(Figure record extracts)
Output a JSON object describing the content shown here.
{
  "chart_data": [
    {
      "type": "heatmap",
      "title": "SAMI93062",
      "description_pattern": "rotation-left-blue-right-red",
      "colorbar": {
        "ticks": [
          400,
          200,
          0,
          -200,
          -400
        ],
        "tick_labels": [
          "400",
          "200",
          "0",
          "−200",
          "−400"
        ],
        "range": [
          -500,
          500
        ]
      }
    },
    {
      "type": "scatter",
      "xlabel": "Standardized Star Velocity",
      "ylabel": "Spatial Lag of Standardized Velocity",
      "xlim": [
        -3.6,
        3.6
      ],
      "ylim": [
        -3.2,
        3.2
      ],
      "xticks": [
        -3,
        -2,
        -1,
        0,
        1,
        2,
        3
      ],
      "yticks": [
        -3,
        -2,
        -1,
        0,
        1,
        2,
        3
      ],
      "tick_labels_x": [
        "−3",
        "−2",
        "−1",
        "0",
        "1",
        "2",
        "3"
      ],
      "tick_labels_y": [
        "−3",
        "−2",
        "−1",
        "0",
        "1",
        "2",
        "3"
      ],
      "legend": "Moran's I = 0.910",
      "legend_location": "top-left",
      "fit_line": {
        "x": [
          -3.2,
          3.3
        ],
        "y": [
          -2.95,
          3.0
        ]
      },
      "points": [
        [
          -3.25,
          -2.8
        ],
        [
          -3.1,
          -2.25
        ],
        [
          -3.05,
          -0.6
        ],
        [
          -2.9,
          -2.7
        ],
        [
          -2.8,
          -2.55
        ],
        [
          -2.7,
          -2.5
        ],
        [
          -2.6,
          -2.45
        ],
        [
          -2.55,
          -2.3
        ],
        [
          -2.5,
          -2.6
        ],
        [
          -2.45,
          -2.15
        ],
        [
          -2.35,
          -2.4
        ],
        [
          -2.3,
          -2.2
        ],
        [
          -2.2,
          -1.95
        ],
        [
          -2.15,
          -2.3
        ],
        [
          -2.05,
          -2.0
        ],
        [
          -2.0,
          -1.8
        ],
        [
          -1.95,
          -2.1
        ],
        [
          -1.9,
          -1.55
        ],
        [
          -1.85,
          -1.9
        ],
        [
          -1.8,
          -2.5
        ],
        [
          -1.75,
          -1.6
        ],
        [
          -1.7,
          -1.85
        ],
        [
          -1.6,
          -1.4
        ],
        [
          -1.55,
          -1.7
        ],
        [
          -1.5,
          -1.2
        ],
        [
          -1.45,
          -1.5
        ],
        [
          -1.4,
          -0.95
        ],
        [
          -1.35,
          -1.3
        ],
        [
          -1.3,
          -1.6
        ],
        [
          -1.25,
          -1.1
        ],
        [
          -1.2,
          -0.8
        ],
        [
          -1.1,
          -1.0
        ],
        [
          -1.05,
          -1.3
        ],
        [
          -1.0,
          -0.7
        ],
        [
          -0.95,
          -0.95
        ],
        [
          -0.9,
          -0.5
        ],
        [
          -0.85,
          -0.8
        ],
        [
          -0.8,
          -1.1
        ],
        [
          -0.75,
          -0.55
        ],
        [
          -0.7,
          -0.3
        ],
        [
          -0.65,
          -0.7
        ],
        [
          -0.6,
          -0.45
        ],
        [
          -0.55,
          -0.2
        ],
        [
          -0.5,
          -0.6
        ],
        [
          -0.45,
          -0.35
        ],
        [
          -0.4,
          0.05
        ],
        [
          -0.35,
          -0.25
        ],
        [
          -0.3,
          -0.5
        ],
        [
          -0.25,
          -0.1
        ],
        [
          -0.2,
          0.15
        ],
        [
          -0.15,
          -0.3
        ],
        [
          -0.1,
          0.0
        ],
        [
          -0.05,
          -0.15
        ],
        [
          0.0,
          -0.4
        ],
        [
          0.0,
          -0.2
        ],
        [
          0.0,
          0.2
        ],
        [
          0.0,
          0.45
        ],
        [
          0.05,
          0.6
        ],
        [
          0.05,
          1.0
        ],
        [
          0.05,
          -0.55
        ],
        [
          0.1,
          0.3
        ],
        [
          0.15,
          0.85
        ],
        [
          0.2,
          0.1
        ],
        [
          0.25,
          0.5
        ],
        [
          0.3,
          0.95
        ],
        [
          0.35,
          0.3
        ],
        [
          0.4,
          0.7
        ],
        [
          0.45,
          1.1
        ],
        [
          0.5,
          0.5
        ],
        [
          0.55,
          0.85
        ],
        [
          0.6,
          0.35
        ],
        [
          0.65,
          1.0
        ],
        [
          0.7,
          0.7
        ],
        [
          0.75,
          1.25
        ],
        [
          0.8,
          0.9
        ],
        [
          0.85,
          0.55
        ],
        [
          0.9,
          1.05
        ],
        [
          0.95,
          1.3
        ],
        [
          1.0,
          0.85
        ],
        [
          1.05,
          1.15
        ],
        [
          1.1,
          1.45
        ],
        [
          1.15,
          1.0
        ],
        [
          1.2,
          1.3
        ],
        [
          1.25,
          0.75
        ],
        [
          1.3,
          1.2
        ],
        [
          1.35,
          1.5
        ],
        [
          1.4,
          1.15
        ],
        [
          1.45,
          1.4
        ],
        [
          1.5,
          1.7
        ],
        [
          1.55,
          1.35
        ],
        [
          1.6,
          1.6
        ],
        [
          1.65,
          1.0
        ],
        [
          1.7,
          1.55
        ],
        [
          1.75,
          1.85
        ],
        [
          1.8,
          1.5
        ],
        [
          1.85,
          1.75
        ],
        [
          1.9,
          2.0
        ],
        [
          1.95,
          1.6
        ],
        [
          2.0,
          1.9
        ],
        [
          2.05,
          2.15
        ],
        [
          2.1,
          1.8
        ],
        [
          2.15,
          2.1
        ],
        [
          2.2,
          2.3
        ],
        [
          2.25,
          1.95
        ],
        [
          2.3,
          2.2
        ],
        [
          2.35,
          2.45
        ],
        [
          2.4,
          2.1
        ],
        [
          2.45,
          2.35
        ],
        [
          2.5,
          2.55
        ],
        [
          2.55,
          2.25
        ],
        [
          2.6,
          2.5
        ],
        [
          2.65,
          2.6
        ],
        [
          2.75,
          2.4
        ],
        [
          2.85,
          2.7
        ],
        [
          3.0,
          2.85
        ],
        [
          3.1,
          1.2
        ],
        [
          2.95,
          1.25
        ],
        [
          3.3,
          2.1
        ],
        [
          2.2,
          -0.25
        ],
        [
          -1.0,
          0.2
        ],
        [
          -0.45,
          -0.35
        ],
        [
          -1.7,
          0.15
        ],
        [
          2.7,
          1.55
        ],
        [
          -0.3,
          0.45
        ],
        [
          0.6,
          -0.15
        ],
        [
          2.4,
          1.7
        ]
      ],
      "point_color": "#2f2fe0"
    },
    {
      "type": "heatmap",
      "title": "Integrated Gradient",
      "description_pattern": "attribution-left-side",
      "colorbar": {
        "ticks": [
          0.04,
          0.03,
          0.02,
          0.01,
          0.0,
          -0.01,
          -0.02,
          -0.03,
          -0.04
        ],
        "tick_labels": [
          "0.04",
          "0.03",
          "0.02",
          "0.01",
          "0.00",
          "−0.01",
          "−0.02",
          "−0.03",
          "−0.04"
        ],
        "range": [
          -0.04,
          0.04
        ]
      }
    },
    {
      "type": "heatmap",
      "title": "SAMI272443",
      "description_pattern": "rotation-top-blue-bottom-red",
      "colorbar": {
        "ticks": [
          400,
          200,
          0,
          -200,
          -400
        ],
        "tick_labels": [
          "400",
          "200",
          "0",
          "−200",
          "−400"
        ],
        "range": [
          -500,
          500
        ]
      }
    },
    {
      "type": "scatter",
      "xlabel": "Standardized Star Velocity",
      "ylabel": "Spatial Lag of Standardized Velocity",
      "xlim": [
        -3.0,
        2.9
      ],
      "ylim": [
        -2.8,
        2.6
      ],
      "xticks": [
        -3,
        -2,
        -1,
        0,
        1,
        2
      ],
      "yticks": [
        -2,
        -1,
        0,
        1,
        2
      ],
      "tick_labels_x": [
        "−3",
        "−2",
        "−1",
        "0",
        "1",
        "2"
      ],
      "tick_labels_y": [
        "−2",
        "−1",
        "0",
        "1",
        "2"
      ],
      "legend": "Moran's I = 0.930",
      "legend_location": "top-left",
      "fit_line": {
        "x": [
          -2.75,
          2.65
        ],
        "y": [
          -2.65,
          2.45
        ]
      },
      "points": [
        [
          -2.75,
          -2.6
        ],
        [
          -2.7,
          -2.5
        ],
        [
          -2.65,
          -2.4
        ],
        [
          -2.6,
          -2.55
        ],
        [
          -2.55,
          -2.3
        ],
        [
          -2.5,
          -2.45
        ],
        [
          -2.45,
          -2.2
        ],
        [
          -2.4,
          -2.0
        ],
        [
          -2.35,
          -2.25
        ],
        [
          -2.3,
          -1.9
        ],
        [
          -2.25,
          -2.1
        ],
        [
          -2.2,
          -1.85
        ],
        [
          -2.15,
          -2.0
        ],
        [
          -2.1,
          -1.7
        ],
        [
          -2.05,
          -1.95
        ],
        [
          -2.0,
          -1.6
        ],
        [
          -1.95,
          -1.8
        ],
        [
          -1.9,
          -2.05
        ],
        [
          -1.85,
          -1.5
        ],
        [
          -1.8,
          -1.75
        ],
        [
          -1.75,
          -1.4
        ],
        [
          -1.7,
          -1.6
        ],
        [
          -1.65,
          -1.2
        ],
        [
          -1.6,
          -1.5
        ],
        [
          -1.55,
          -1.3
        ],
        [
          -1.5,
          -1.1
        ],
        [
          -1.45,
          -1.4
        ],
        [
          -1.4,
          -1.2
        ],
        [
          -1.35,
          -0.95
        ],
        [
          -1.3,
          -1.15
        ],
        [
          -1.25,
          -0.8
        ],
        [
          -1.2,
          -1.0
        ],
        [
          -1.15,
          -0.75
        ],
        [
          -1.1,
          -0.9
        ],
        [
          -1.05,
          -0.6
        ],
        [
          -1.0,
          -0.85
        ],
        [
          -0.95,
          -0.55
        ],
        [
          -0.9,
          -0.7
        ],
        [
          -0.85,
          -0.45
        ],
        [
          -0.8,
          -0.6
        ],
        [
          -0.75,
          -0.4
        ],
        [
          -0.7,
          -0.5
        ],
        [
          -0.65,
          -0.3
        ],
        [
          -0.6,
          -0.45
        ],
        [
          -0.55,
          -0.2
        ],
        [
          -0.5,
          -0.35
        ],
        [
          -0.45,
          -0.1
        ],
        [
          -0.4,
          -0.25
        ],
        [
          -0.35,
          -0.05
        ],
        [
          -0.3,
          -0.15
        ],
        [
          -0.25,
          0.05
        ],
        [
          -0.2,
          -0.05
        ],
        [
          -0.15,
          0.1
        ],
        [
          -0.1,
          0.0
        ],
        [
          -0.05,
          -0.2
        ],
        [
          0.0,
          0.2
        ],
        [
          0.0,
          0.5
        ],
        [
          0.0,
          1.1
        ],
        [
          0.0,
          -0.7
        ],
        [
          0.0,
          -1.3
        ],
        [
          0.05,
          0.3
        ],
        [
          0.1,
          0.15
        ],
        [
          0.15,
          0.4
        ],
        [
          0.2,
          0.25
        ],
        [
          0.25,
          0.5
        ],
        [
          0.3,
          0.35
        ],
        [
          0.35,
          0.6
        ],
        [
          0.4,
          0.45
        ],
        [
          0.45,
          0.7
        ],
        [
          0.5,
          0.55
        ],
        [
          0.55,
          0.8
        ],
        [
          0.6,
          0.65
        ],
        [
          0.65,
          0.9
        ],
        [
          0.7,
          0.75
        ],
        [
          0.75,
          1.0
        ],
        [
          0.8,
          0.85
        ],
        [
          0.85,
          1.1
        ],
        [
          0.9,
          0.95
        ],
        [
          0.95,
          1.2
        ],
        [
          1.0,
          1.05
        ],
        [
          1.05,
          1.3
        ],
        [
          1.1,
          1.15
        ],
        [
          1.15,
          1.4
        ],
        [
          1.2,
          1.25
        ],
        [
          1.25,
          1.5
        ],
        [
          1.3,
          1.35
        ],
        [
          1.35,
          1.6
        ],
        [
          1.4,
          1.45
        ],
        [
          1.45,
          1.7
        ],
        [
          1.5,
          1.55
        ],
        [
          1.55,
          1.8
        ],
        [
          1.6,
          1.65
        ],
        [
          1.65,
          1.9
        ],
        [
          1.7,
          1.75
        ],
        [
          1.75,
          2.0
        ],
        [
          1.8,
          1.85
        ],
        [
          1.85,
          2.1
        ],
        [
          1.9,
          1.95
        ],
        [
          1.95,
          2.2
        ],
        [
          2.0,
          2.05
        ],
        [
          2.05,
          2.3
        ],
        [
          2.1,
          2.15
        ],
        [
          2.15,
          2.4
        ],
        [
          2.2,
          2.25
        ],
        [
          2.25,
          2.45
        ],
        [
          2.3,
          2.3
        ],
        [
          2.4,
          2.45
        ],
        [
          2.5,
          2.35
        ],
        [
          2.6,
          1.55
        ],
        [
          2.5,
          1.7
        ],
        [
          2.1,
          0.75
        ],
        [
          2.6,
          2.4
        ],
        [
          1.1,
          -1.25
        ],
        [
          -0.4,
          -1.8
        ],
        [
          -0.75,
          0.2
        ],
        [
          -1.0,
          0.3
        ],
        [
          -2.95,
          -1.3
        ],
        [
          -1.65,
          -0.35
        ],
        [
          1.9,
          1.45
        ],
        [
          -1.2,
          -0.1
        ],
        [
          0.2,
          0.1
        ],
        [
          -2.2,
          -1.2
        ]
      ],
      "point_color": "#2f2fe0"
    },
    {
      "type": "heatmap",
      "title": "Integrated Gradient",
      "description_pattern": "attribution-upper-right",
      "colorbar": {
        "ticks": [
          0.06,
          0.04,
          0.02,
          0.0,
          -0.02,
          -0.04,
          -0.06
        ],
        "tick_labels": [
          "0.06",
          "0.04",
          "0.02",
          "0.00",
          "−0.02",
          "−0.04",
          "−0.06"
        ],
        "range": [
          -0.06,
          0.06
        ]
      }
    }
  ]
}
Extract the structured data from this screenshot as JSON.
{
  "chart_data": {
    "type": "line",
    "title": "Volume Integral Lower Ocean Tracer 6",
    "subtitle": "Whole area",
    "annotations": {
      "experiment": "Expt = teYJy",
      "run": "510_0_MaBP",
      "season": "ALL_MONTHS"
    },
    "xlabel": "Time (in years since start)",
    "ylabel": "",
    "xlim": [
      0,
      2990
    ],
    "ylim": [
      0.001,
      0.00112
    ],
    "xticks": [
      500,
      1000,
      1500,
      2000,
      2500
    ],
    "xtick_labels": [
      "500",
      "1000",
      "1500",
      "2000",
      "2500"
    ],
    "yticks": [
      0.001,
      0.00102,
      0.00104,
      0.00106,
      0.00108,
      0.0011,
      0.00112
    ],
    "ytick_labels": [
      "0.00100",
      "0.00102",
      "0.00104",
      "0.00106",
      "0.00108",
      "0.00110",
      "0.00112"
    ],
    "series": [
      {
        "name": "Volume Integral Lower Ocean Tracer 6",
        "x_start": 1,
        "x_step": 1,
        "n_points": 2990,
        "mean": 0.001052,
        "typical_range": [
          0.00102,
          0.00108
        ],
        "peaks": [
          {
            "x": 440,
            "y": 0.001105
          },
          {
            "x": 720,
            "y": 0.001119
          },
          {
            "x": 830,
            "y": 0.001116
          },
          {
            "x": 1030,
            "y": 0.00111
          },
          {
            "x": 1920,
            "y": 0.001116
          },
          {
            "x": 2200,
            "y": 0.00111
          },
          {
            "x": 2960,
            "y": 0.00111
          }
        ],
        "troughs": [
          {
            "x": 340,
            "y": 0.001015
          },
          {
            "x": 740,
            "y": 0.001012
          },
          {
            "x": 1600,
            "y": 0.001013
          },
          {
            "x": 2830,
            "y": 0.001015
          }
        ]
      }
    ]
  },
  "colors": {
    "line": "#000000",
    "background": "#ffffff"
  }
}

**What you are asked to do**
In the entries above, find each line with the word "Integral" and show it.

**Result for this exercise**
    "title": "Volume Integral Lower Ocean Tracer 6",
        "name": "Volume Integral Lower Ocean Tracer 6",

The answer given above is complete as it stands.